STATED EXERCISE:
Copy every line of the data in which the word "DIavgall" occurs.

RECORDS SUPPLIED:
◆ ◆ ◆

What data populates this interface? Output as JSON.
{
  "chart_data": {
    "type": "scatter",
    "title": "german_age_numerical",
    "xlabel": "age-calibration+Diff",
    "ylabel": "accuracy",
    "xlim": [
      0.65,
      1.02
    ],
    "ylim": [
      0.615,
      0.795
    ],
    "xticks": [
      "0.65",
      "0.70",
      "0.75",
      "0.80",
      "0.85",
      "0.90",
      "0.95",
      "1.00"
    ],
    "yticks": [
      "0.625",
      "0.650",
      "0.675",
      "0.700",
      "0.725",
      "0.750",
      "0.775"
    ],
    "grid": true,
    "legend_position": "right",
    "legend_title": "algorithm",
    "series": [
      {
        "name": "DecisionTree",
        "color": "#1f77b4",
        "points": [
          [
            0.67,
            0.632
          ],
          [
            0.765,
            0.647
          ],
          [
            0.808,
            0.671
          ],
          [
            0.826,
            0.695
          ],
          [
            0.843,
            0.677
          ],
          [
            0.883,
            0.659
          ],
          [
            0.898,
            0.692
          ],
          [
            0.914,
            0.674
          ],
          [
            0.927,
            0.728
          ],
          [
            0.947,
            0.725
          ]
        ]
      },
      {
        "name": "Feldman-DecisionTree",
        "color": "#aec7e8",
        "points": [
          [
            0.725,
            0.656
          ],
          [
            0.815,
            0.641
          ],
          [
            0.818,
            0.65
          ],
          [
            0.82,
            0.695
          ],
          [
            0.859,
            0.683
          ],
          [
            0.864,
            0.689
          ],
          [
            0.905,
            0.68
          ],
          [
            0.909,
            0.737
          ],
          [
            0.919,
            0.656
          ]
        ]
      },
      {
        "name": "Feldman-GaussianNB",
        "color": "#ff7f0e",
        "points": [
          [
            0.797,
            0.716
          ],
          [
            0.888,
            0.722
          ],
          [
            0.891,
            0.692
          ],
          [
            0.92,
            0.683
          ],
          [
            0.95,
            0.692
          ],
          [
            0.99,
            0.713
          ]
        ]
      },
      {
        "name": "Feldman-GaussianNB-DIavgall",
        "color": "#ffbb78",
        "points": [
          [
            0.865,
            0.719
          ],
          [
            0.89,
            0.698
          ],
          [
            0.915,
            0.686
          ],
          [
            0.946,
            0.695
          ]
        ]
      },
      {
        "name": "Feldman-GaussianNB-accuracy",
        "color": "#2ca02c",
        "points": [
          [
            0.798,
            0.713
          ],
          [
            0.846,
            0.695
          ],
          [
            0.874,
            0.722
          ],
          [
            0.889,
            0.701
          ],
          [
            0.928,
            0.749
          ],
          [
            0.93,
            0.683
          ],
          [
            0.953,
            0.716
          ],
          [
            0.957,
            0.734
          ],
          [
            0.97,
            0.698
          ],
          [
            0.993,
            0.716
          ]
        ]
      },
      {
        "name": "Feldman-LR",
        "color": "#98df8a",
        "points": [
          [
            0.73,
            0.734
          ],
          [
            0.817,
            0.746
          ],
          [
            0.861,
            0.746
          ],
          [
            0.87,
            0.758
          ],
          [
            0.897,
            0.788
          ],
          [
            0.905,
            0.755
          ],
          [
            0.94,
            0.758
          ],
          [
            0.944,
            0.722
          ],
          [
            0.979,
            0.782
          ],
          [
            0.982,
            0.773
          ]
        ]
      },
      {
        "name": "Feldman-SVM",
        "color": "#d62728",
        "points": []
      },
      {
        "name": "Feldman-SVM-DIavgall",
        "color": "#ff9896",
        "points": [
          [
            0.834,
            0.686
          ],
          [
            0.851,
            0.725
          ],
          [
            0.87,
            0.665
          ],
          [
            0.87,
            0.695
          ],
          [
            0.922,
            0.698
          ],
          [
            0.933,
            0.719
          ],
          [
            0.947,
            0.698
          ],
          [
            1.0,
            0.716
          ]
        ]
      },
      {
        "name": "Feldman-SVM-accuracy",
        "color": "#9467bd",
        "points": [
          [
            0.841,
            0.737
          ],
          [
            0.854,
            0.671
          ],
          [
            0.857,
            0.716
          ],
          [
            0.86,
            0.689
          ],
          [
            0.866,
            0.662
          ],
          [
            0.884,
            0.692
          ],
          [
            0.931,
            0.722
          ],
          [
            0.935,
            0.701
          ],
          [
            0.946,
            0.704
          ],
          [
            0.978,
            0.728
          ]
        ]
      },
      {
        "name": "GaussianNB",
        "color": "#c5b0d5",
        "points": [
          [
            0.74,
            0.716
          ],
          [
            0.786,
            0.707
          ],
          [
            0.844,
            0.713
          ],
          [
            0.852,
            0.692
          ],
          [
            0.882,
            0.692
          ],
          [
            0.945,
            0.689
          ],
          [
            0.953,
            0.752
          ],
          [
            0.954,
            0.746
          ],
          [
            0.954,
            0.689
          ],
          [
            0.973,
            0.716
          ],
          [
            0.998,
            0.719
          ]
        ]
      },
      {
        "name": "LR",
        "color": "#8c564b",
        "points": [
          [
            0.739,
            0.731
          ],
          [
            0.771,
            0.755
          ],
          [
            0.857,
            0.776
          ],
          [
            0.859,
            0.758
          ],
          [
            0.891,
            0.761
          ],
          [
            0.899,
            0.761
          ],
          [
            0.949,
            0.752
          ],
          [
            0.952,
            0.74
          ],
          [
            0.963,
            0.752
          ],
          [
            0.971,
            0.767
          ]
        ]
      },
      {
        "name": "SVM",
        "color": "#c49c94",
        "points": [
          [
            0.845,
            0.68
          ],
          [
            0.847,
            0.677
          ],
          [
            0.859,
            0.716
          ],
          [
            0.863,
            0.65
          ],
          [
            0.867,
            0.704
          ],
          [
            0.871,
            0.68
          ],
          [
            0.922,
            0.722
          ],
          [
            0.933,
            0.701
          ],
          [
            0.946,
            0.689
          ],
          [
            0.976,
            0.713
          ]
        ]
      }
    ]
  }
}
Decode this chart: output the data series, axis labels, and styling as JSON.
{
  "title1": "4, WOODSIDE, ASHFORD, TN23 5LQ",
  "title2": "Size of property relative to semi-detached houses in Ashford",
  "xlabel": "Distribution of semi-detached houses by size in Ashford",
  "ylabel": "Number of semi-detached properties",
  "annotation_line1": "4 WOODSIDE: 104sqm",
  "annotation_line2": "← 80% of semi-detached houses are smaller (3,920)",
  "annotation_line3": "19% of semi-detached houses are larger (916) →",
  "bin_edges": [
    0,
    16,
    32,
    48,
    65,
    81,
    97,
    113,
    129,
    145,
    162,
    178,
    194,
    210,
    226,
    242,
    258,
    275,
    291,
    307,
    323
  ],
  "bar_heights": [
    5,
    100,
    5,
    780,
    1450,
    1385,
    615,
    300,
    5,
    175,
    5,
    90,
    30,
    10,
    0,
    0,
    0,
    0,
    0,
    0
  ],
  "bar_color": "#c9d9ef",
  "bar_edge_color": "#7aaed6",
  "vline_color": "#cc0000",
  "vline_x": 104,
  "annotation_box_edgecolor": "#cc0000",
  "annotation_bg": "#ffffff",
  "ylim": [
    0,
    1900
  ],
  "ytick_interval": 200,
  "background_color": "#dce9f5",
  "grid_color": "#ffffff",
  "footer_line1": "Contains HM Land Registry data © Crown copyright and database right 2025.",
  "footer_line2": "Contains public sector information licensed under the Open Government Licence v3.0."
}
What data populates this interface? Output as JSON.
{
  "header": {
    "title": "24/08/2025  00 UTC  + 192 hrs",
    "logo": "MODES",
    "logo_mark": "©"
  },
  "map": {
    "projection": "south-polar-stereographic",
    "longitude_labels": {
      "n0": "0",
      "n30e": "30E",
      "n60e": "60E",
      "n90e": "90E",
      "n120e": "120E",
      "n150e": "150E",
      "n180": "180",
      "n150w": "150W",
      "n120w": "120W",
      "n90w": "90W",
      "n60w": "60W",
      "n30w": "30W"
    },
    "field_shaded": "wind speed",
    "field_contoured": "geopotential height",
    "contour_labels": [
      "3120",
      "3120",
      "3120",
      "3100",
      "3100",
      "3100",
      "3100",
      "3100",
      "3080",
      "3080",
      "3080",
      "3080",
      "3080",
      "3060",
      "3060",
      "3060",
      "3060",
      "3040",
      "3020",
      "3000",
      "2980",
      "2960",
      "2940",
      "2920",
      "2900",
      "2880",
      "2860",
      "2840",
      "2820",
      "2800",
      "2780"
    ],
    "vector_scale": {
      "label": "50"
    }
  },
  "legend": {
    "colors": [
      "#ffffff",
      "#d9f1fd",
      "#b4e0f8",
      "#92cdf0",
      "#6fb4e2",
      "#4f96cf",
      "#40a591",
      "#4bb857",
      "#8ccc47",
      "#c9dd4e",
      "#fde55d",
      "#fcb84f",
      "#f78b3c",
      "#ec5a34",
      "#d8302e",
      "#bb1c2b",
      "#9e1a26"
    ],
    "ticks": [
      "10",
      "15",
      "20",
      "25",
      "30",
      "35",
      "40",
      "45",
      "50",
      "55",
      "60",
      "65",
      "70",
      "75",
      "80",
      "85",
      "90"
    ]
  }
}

◆ ◆ ◆

SOLUTION FOR THIS PROBLEM:
        "name": "Feldman-GaussianNB-DIavgall",
        "name": "Feldman-SVM-DIavgall",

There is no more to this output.